= What is asked =
Where a line of the listing below includes the word "sangat", reproduce that line.

A block of data
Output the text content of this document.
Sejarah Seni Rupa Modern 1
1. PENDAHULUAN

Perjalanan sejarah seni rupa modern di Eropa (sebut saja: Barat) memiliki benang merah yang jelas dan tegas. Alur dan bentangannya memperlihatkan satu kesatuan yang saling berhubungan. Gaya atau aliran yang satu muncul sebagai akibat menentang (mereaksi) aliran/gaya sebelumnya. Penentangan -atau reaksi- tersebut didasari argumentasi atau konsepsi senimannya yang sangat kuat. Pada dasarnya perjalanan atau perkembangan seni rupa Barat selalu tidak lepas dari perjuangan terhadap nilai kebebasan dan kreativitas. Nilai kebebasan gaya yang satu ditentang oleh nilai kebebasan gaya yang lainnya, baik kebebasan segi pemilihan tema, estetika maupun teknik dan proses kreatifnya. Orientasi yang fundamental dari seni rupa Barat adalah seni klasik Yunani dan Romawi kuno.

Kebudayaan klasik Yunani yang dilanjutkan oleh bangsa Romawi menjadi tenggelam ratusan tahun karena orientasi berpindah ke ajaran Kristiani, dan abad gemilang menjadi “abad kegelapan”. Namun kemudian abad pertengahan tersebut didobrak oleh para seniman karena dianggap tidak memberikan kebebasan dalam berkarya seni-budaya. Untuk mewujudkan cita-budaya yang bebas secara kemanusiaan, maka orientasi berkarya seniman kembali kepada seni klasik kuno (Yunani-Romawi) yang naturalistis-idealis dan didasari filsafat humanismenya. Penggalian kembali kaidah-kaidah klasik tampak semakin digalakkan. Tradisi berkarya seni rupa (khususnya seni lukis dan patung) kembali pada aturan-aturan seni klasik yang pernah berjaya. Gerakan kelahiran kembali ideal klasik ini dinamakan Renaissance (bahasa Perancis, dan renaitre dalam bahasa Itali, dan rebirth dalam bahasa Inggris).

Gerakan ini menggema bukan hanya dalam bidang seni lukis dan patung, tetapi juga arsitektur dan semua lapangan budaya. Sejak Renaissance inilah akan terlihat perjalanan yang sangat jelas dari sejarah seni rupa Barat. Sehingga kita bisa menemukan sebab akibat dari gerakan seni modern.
...
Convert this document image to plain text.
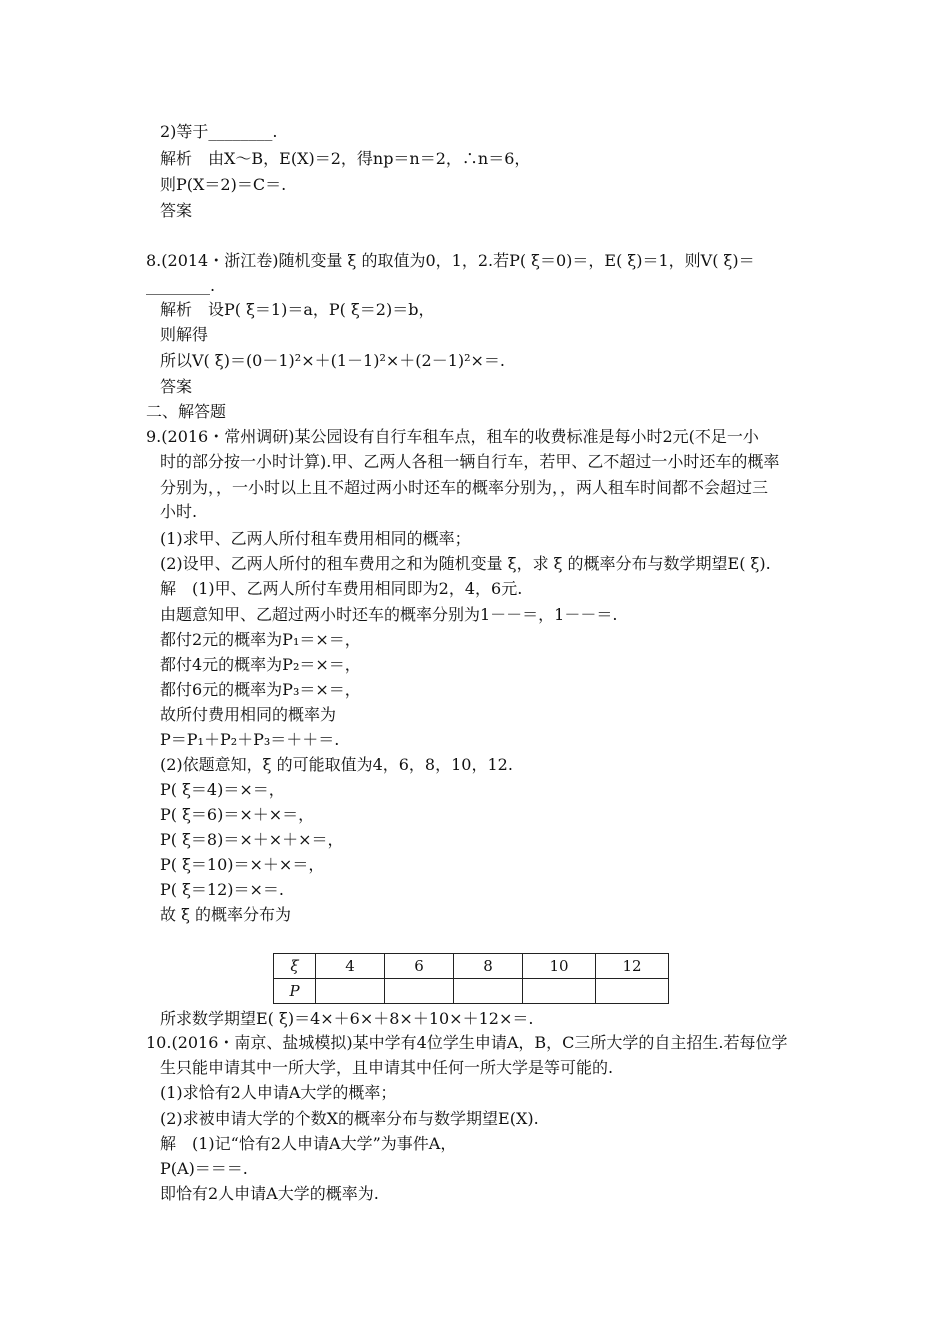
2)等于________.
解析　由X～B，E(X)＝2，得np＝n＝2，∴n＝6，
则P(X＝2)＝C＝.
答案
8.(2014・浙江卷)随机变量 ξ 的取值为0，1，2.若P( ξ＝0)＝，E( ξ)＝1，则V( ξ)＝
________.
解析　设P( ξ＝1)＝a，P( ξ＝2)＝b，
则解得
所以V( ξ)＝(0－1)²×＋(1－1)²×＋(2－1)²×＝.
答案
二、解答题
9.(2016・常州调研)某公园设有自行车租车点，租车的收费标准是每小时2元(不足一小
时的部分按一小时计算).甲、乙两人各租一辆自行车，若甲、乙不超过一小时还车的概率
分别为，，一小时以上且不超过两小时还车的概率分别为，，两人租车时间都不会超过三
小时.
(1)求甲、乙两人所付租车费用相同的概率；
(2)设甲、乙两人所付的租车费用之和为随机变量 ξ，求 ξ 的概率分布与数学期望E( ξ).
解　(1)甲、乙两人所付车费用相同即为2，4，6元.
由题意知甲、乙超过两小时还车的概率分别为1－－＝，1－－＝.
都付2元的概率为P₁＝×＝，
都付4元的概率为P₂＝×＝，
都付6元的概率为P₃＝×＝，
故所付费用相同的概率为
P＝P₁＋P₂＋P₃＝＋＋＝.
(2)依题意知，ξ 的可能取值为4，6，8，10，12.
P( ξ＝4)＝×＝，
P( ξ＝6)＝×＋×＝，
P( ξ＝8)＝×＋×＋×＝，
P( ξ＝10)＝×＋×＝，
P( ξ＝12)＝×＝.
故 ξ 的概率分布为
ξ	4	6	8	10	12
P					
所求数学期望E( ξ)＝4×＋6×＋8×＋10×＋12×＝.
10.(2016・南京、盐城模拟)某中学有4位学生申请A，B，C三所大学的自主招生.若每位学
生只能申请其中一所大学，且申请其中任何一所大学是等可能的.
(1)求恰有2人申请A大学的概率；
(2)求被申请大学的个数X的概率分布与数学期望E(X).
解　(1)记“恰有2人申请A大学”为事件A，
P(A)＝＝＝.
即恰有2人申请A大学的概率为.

= Solved problem =
Perjalanan sejarah seni rupa modern di Eropa (sebut saja: Barat) memiliki benang merah yang jelas dan tegas. Alur dan bentangannya memperlihatkan satu kesatuan yang saling berhubungan. Gaya atau aliran yang satu muncul sebagai akibat menentang (mereaksi) aliran/gaya sebelumnya. Penentangan -atau reaksi- tersebut didasari argumentasi atau konsepsi senimannya yang sangat kuat. Pada dasarnya perjalanan atau perkembangan seni rupa Barat selalu tidak lepas dari perjuangan terhadap nilai kebebasan dan kreativitas. Nilai kebebasan gaya yang satu ditentang oleh nilai kebebasan gaya yang lainnya, baik kebebasan segi pemilihan tema, estetika maupun teknik dan proses kreatifnya. Orientasi yang fundamental dari seni rupa Barat adalah seni klasik Yunani dan Romawi kuno.
Gerakan ini menggema bukan hanya dalam bidang seni lukis dan patung, tetapi juga arsitektur dan semua lapangan budaya. Sejak Renaissance inilah akan terlihat perjalanan yang sangat jelas dari sejarah seni rupa Barat. Sehingga kita bisa menemukan sebab akibat dari gerakan seni modern.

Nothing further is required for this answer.